***** Record excerpts
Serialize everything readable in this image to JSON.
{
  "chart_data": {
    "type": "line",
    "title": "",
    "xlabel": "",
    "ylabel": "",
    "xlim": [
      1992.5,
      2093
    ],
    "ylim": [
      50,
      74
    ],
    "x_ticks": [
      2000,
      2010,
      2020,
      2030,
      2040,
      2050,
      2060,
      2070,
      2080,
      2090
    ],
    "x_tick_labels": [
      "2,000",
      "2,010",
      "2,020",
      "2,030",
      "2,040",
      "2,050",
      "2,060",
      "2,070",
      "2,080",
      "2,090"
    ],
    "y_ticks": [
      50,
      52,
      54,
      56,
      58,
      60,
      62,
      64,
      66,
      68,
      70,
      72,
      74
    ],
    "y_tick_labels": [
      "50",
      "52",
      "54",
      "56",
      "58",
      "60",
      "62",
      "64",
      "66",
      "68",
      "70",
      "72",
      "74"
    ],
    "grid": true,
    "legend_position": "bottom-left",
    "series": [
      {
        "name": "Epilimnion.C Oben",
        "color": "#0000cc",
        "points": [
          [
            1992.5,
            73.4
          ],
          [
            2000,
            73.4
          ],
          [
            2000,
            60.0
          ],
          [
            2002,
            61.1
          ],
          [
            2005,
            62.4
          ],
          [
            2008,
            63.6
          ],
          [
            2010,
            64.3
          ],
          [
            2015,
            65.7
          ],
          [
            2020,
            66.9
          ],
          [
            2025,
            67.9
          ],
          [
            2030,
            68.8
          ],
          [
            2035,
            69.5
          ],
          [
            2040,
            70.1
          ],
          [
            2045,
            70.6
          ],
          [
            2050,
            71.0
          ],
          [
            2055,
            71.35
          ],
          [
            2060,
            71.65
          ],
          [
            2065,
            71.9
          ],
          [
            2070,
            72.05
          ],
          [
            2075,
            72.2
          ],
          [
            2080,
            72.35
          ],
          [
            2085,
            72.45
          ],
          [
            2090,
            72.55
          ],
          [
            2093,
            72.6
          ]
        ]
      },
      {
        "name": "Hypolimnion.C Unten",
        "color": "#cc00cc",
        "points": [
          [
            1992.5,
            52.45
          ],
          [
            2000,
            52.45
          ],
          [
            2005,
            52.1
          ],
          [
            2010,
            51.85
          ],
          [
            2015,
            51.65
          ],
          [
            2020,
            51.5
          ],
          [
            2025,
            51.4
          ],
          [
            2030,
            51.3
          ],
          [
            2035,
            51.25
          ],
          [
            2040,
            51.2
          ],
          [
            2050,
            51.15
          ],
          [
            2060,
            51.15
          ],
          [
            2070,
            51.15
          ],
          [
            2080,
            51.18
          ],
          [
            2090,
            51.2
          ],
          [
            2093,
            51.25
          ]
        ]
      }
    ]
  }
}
**********
Copy all the lines, exactly.

Serialize everything readable in this image to JSON.
{
  "chart_data": {
    "type": "line",
    "title": "",
    "xlabel": "",
    "ylabel": "",
    "xlim": [
      1992.5,
      2093
    ],
    "ylim": [
      50,
      74
    ],
    "x_ticks": [
      2000,
      2010,
      2020,
      2030,
      2040,
      2050,
      2060,
      2070,
      2080,
      2090
    ],
    "x_tick_labels": [
      "2,000",
      "2,010",
      "2,020",
      "2,030",
      "2,040",
      "2,050",
      "2,060",
      "2,070",
      "2,080",
      "2,090"
    ],
    "y_ticks": [
      50,
      52,
      54,
      56,
      58,
      60,
      62,
      64,
      66,
      68,
      70,
      72,
      74
    ],
    "y_tick_labels": [
      "50",
      "52",
      "54",
      "56",
      "58",
      "60",
      "62",
      "64",
      "66",
      "68",
      "70",
      "72",
      "74"
    ],
    "grid": true,
    "legend_position": "bottom-left",
    "series": [
      {
        "name": "Epilimnion.C Oben",
        "color": "#0000cc",
        "points": [
          [
            1992.5,
            73.4
          ],
          [
            2000,
            73.4
          ],
          [
            2000,
            60.0
          ],
          [
            2002,
            61.1
          ],
          [
            2005,
            62.4
          ],
          [
            2008,
            63.6
          ],
          [
            2010,
            64.3
          ],
          [
            2015,
            65.7
          ],
          [
            2020,
            66.9
          ],
          [
            2025,
            67.9
          ],
          [
            2030,
            68.8
          ],
          [
            2035,
            69.5
          ],
          [
            2040,
            70.1
          ],
          [
            2045,
            70.6
          ],
          [
            2050,
            71.0
          ],
          [
            2055,
            71.35
          ],
          [
            2060,
            71.65
          ],
          [
            2065,
            71.9
          ],
          [
            2070,
            72.05
          ],
          [
            2075,
            72.2
          ],
          [
            2080,
            72.35
          ],
          [
            2085,
            72.45
          ],
          [
            2090,
            72.55
          ],
          [
            2093,
            72.6
          ]
        ]
      },
      {
        "name": "Hypolimnion.C Unten",
        "color": "#cc00cc",
        "points": [
          [
            1992.5,
            52.45
          ],
          [
            2000,
            52.45
          ],
          [
            2005,
            52.1
          ],
          [
            2010,
            51.85
          ],
          [
            2015,
            51.65
          ],
          [
            2020,
            51.5
          ],
          [
            2025,
            51.4
          ],
          [
            2030,
            51.3
          ],
          [
            2035,
            51.25
          ],
          [
            2040,
            51.2
          ],
          [
            2050,
            51.15
          ],
          [
            2060,
            51.15
          ],
          [
            2070,
            51.15
          ],
          [
            2080,
            51.18
          ],
          [
            2090,
            51.2
          ],
          [
            2093,
            51.25
          ]
        ]
      }
    ]
  }
}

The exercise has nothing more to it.